**Task prompt**:
Pick out the lines below that contain the string "icon" and copy them all.

**Data extract**:
>> start

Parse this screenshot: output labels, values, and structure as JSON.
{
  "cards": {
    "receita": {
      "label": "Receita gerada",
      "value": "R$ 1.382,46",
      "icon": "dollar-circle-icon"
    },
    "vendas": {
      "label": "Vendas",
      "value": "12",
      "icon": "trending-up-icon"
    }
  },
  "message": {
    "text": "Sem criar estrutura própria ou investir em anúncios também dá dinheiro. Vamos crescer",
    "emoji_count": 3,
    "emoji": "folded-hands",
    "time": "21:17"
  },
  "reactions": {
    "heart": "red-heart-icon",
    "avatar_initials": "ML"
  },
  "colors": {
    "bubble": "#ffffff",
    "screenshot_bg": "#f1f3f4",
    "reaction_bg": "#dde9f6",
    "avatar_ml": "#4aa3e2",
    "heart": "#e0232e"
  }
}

>> end

**Response**:
      "icon": "dollar-circle-icon"
      "icon": "trending-up-icon"
    "heart": "red-heart-icon",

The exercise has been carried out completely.